#### Data in this exercise
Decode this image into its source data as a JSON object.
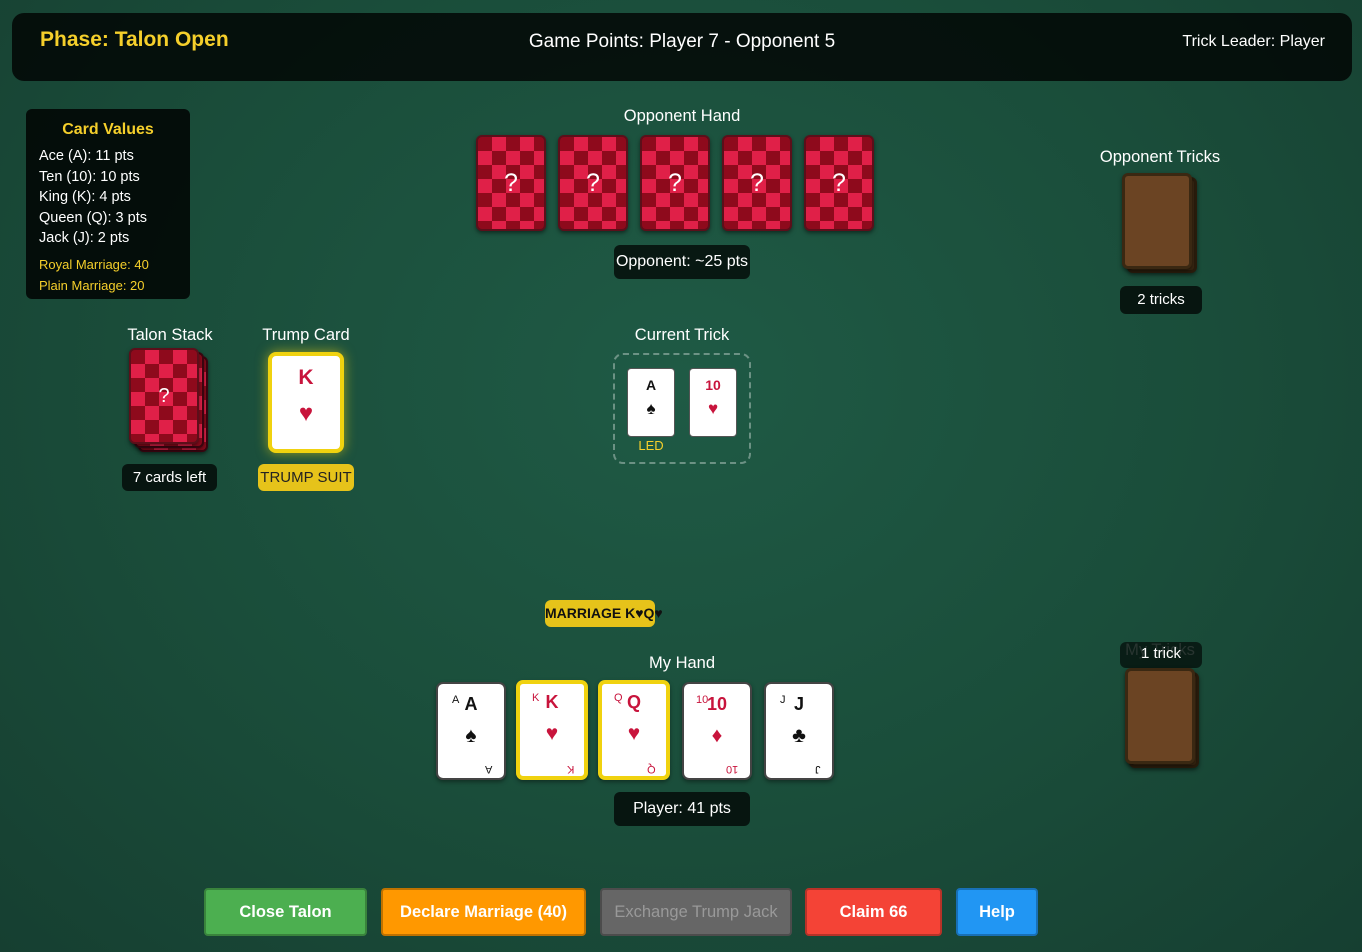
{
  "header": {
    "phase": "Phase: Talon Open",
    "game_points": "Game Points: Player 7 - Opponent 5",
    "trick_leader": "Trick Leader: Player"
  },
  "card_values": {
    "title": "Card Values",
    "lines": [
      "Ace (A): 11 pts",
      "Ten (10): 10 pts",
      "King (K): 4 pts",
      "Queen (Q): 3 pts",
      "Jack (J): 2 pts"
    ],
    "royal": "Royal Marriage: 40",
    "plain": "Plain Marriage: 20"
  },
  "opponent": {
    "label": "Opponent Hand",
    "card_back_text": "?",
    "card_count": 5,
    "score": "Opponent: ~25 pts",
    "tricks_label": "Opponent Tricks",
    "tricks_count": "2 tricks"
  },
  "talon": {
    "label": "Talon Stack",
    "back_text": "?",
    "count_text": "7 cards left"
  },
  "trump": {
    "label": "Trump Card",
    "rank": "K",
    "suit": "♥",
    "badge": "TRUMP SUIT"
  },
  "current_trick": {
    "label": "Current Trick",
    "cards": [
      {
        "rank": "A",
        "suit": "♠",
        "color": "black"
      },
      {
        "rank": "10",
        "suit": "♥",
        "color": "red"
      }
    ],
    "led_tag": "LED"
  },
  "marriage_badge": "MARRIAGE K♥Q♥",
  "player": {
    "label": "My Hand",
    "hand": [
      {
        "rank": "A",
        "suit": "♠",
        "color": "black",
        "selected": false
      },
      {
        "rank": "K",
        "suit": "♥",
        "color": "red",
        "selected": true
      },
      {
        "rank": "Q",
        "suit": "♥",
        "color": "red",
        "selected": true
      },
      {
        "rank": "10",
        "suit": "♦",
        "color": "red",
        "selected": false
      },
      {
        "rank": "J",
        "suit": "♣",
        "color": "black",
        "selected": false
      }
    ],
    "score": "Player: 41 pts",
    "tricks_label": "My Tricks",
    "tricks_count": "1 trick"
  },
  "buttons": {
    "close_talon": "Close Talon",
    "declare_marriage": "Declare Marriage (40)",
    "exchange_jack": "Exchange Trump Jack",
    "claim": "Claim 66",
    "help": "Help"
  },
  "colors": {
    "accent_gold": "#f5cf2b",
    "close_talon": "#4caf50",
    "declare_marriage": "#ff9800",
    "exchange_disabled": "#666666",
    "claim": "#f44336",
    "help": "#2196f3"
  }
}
==
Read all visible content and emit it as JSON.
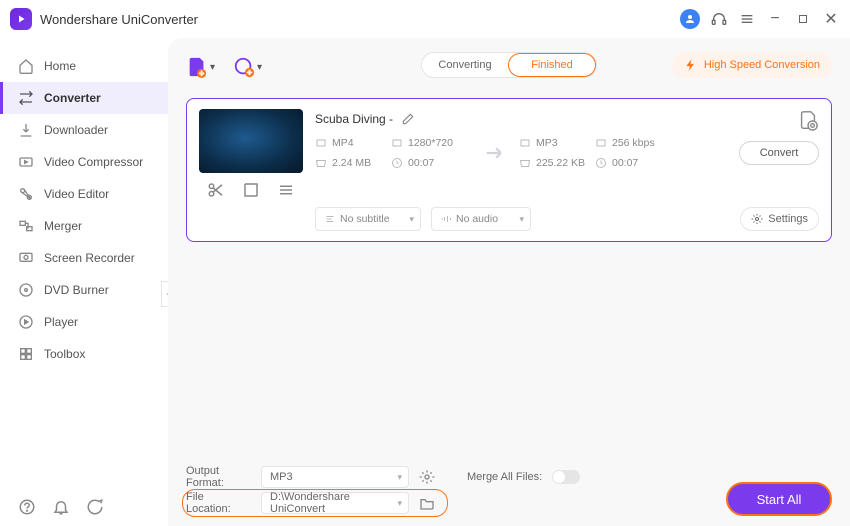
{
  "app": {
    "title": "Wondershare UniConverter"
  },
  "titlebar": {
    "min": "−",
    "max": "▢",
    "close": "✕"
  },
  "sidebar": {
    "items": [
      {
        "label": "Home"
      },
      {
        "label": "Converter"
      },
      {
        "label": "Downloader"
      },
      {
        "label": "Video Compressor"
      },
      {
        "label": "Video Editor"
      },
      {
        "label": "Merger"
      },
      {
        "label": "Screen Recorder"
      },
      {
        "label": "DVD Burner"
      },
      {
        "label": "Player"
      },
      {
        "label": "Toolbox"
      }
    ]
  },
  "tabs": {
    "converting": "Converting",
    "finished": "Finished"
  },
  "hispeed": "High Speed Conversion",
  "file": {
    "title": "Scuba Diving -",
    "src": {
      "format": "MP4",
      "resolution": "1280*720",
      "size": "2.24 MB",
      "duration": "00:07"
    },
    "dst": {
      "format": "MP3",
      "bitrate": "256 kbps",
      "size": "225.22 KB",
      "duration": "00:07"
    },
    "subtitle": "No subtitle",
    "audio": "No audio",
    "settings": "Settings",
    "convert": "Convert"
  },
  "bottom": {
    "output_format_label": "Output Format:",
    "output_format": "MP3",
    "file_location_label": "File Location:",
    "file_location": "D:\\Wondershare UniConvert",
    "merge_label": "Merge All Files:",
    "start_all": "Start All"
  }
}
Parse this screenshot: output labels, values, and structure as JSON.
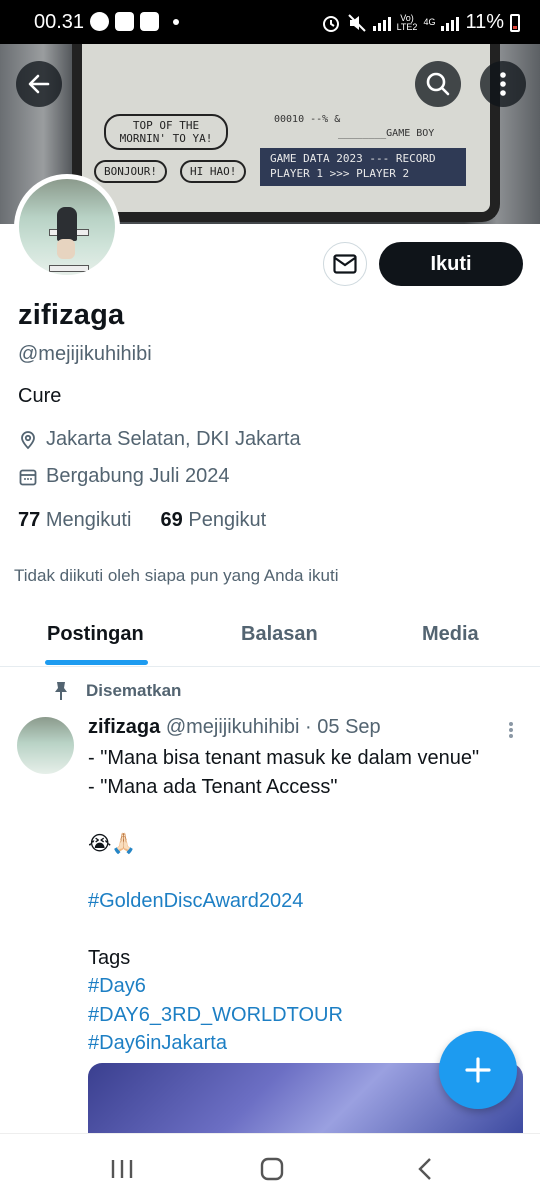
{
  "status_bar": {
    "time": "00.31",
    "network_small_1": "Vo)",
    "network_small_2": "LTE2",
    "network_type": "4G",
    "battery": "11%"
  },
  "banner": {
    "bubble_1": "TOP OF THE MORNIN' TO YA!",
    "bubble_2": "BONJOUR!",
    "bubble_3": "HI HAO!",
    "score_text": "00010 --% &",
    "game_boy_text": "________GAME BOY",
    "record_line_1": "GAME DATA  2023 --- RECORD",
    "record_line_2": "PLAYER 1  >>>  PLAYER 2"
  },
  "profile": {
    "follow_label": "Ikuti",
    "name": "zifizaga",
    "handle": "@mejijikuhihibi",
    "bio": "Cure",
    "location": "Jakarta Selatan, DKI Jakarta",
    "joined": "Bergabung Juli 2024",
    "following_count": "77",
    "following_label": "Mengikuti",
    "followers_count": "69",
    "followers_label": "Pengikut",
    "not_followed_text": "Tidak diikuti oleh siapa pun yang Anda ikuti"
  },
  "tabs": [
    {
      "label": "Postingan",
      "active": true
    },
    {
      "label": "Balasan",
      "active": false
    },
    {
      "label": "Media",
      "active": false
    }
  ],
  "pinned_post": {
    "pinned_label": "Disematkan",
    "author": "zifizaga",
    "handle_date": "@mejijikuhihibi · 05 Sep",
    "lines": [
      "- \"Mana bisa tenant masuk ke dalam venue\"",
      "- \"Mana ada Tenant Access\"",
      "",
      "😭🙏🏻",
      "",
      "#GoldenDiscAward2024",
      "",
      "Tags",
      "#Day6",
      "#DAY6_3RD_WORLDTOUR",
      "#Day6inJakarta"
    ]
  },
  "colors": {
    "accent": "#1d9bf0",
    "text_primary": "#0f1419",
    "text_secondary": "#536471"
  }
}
==
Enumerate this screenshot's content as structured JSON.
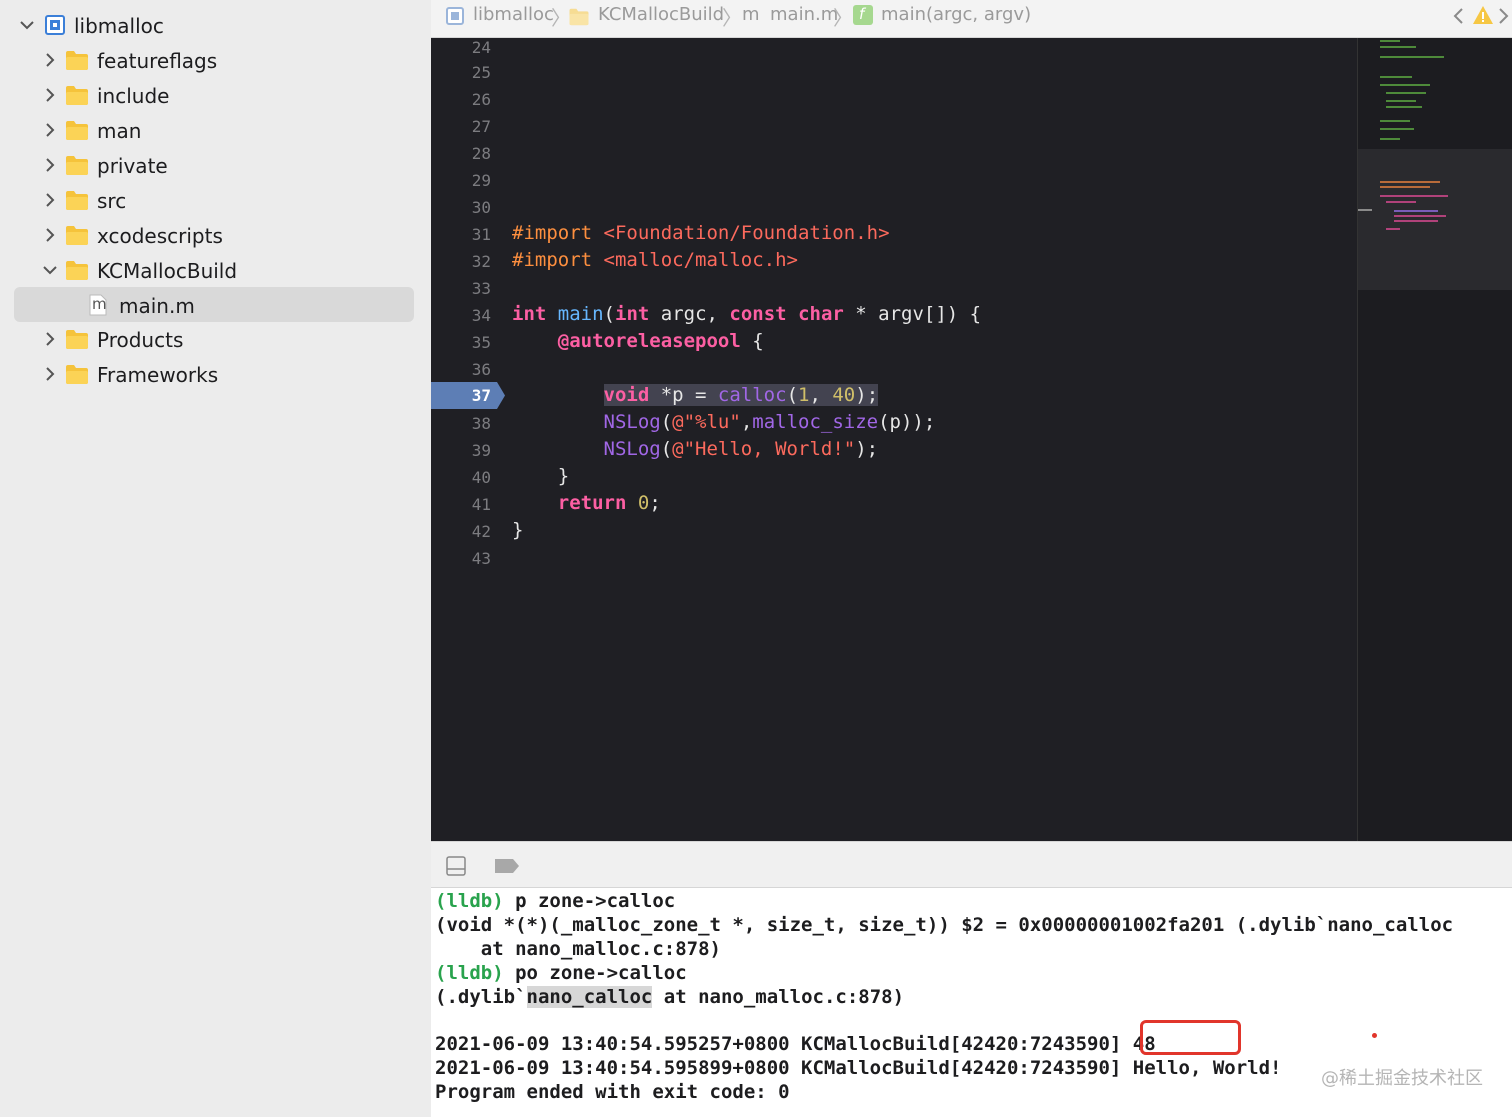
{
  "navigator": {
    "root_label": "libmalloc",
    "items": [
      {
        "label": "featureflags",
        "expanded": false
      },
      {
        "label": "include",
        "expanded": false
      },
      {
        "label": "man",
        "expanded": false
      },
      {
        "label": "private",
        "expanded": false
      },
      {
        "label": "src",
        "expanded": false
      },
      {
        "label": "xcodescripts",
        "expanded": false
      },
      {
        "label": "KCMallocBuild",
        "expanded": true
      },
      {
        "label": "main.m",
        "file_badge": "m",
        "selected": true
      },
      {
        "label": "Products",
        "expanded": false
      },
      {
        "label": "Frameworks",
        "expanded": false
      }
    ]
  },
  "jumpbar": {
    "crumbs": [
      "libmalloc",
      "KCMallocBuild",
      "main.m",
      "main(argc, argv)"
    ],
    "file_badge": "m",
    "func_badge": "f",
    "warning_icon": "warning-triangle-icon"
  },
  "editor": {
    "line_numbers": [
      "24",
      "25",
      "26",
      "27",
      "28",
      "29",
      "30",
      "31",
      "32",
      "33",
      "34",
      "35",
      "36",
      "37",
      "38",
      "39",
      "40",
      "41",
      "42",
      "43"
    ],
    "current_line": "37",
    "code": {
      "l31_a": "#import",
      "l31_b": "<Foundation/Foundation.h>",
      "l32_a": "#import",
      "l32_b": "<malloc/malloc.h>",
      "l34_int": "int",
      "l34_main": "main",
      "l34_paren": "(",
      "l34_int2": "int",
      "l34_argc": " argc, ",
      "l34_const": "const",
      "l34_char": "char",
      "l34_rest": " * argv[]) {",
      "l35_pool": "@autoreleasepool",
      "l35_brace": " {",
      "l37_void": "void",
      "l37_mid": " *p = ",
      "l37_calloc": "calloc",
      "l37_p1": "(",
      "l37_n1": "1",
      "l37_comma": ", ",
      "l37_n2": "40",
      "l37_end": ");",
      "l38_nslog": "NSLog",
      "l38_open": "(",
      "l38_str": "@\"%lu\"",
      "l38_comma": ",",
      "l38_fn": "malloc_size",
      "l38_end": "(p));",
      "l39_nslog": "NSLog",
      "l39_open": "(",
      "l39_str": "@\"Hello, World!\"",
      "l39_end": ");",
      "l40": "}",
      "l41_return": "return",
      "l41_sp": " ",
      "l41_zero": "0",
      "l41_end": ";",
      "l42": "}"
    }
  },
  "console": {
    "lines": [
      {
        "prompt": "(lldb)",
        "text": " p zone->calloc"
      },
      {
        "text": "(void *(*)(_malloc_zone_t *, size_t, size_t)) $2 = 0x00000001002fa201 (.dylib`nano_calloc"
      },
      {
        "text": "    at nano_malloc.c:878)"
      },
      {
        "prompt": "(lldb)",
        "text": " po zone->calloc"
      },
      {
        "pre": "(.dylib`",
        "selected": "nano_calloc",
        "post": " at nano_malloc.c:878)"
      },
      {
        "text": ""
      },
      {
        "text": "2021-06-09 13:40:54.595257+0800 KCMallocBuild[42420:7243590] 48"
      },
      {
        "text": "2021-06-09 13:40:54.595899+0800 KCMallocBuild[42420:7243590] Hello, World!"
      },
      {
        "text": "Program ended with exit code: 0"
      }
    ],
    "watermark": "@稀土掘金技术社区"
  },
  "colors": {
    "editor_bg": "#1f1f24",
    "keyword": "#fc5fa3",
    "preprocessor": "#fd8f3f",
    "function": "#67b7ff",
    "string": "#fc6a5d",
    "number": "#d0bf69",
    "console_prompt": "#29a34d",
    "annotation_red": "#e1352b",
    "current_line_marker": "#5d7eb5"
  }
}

#### What you are asked to do
Gather each line of the records holding the string "JSON".

#### Solution to this exercise
Decode this image into its source data as a JSON object.
Read all visible content and emit it as JSON.
Parse this screenshot: output labels, values, and structure as JSON.
Enumerate this screenshot's content as structured JSON.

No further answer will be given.